Stated task: Repeat each record below exactly as given.

[start Given records]

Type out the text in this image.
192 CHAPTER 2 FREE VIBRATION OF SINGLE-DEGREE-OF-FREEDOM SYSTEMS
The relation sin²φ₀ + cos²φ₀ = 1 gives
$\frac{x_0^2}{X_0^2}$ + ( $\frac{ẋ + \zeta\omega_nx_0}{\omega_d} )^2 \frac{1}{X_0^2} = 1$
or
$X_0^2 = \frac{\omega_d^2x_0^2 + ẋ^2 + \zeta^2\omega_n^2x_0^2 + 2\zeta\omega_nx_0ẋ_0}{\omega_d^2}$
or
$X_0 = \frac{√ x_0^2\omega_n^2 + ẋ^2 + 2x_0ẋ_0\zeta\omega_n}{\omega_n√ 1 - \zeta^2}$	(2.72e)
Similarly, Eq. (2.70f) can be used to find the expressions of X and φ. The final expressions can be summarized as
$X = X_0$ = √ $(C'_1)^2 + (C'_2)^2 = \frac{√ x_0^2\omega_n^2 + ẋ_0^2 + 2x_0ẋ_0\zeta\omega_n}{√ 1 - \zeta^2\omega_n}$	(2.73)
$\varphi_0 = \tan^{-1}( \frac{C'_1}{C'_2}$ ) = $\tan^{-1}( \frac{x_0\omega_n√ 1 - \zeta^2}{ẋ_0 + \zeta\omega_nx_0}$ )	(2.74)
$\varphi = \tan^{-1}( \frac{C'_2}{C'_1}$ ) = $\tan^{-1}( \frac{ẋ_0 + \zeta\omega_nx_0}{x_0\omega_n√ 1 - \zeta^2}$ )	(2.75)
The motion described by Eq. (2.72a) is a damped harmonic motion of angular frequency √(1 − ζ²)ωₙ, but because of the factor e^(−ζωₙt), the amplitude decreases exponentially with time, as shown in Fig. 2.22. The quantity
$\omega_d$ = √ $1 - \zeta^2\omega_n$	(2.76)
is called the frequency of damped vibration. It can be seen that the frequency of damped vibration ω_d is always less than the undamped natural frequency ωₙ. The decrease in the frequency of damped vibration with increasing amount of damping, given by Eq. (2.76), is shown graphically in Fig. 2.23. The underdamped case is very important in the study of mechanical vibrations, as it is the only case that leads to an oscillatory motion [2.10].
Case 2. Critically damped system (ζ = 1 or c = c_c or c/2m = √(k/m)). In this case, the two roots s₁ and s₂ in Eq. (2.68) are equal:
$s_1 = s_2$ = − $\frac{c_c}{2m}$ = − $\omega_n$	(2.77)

[end Given records]

The completed task:
Type out the text in this image.
192 CHAPTER 2 FREE VIBRATION OF SINGLE-DEGREE-OF-FREEDOM SYSTEMS
The relation sin²φ₀ + cos²φ₀ = 1 gives
$\frac{x_0^2}{X_0^2}$ + ( $\frac{ẋ + \zeta\omega_nx_0}{\omega_d} )^2 \frac{1}{X_0^2} = 1$
or
$X_0^2 = \frac{\omega_d^2x_0^2 + ẋ^2 + \zeta^2\omega_n^2x_0^2 + 2\zeta\omega_nx_0ẋ_0}{\omega_d^2}$
or
$X_0 = \frac{√ x_0^2\omega_n^2 + ẋ^2 + 2x_0ẋ_0\zeta\omega_n}{\omega_n√ 1 - \zeta^2}$	(2.72e)
Similarly, Eq. (2.70f) can be used to find the expressions of X and φ. The final expressions can be summarized as
$X = X_0$ = √ $(C'_1)^2 + (C'_2)^2 = \frac{√ x_0^2\omega_n^2 + ẋ_0^2 + 2x_0ẋ_0\zeta\omega_n}{√ 1 - \zeta^2\omega_n}$	(2.73)
$\varphi_0 = \tan^{-1}( \frac{C'_1}{C'_2}$ ) = $\tan^{-1}( \frac{x_0\omega_n√ 1 - \zeta^2}{ẋ_0 + \zeta\omega_nx_0}$ )	(2.74)
$\varphi = \tan^{-1}( \frac{C'_2}{C'_1}$ ) = $\tan^{-1}( \frac{ẋ_0 + \zeta\omega_nx_0}{x_0\omega_n√ 1 - \zeta^2}$ )	(2.75)
The motion described by Eq. (2.72a) is a damped harmonic motion of angular frequency √(1 − ζ²)ωₙ, but because of the factor e^(−ζωₙt), the amplitude decreases exponentially with time, as shown in Fig. 2.22. The quantity
$\omega_d$ = √ $1 - \zeta^2\omega_n$	(2.76)
is called the frequency of damped vibration. It can be seen that the frequency of damped vibration ω_d is always less than the undamped natural frequency ωₙ. The decrease in the frequency of damped vibration with increasing amount of damping, given by Eq. (2.76), is shown graphically in Fig. 2.23. The underdamped case is very important in the study of mechanical vibrations, as it is the only case that leads to an oscillatory motion [2.10].
Case 2. Critically damped system (ζ = 1 or c = c_c or c/2m = √(k/m)). In this case, the two roots s₁ and s₂ in Eq. (2.68) are equal:
$s_1 = s_2$ = − $\frac{c_c}{2m}$ = − $\omega_n$	(2.77)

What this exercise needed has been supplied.